● **PROBLEM TO WORK ON**
Repeat exactly each line of the data provided below.

☆ ☆ ☆

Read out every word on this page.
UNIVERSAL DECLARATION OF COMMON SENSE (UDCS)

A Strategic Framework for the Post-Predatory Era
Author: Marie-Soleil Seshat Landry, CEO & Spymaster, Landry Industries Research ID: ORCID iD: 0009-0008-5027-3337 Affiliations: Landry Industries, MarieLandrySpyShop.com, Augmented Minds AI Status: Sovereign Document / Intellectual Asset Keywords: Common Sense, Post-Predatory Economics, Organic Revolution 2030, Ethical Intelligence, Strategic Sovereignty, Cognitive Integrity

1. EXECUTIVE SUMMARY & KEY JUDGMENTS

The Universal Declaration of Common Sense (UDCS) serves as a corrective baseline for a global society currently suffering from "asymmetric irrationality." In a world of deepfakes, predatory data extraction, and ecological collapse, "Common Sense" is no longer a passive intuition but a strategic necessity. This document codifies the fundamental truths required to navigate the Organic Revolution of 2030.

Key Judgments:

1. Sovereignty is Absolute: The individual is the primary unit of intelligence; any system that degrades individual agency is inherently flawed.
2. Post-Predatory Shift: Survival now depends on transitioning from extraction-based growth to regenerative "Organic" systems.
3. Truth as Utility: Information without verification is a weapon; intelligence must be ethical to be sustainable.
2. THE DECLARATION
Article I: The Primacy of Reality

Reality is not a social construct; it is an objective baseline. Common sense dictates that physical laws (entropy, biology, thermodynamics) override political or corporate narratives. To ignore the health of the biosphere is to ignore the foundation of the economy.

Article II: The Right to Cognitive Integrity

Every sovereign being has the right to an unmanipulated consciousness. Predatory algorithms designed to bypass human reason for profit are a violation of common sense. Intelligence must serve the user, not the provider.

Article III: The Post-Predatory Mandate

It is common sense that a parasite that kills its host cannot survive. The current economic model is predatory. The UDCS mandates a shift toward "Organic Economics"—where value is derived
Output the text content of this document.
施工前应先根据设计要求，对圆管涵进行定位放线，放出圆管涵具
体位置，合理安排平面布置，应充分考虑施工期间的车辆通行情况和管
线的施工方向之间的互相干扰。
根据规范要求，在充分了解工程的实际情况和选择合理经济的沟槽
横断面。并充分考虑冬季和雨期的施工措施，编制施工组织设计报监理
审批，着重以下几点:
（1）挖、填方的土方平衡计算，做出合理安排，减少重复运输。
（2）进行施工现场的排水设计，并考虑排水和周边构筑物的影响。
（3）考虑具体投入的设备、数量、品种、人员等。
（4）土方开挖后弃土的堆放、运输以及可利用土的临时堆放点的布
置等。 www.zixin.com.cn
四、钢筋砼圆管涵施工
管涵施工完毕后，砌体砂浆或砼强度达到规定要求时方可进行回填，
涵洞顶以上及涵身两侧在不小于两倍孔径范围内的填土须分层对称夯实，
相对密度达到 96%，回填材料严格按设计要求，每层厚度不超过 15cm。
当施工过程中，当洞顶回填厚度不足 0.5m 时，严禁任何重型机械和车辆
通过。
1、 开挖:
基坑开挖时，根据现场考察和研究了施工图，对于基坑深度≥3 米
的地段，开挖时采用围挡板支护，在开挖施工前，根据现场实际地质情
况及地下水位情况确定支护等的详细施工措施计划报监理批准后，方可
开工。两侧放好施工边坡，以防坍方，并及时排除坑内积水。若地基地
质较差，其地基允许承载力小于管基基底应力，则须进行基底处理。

☆ ☆ ☆

● **ANSWER TO THIS EXERCISE**
Read out every word on this page.
UNIVERSAL DECLARATION OF COMMON SENSE (UDCS)

A Strategic Framework for the Post-Predatory Era
Author: Marie-Soleil Seshat Landry, CEO & Spymaster, Landry Industries Research ID: ORCID iD: 0009-0008-5027-3337 Affiliations: Landry Industries, MarieLandrySpyShop.com, Augmented Minds AI Status: Sovereign Document / Intellectual Asset Keywords: Common Sense, Post-Predatory Economics, Organic Revolution 2030, Ethical Intelligence, Strategic Sovereignty, Cognitive Integrity

1. EXECUTIVE SUMMARY & KEY JUDGMENTS

The Universal Declaration of Common Sense (UDCS) serves as a corrective baseline for a global society currently suffering from "asymmetric irrationality." In a world of deepfakes, predatory data extraction, and ecological collapse, "Common Sense" is no longer a passive intuition but a strategic necessity. This document codifies the fundamental truths required to navigate the Organic Revolution of 2030.

Key Judgments:

1. Sovereignty is Absolute: The individual is the primary unit of intelligence; any system that degrades individual agency is inherently flawed.
2. Post-Predatory Shift: Survival now depends on transitioning from extraction-based growth to regenerative "Organic" systems.
3. Truth as Utility: Information without verification is a weapon; intelligence must be ethical to be sustainable.
2. THE DECLARATION
Article I: The Primacy of Reality

Reality is not a social construct; it is an objective baseline. Common sense dictates that physical laws (entropy, biology, thermodynamics) override political or corporate narratives. To ignore the health of the biosphere is to ignore the foundation of the economy.

Article II: The Right to Cognitive Integrity

Every sovereign being has the right to an unmanipulated consciousness. Predatory algorithms designed to bypass human reason for profit are a violation of common sense. Intelligence must serve the user, not the provider.

Article III: The Post-Predatory Mandate

It is common sense that a parasite that kills its host cannot survive. The current economic model is predatory. The UDCS mandates a shift toward "Organic Economics"—where value is derived
Output the text content of this document.
施工前应先根据设计要求，对圆管涵进行定位放线，放出圆管涵具
体位置，合理安排平面布置，应充分考虑施工期间的车辆通行情况和管
线的施工方向之间的互相干扰。
根据规范要求，在充分了解工程的实际情况和选择合理经济的沟槽
横断面。并充分考虑冬季和雨期的施工措施，编制施工组织设计报监理
审批，着重以下几点:
（1）挖、填方的土方平衡计算，做出合理安排，减少重复运输。
（2）进行施工现场的排水设计，并考虑排水和周边构筑物的影响。
（3）考虑具体投入的设备、数量、品种、人员等。
（4）土方开挖后弃土的堆放、运输以及可利用土的临时堆放点的布
置等。 www.zixin.com.cn
四、钢筋砼圆管涵施工
管涵施工完毕后，砌体砂浆或砼强度达到规定要求时方可进行回填，
涵洞顶以上及涵身两侧在不小于两倍孔径范围内的填土须分层对称夯实，
相对密度达到 96%，回填材料严格按设计要求，每层厚度不超过 15cm。
当施工过程中，当洞顶回填厚度不足 0.5m 时，严禁任何重型机械和车辆
通过。
1、 开挖:
基坑开挖时，根据现场考察和研究了施工图，对于基坑深度≥3 米
的地段，开挖时采用围挡板支护，在开挖施工前，根据现场实际地质情
况及地下水位情况确定支护等的详细施工措施计划报监理批准后，方可
开工。两侧放好施工边坡，以防坍方，并及时排除坑内积水。若地基地
质较差，其地基允许承载力小于管基基底应力，则须进行基底处理。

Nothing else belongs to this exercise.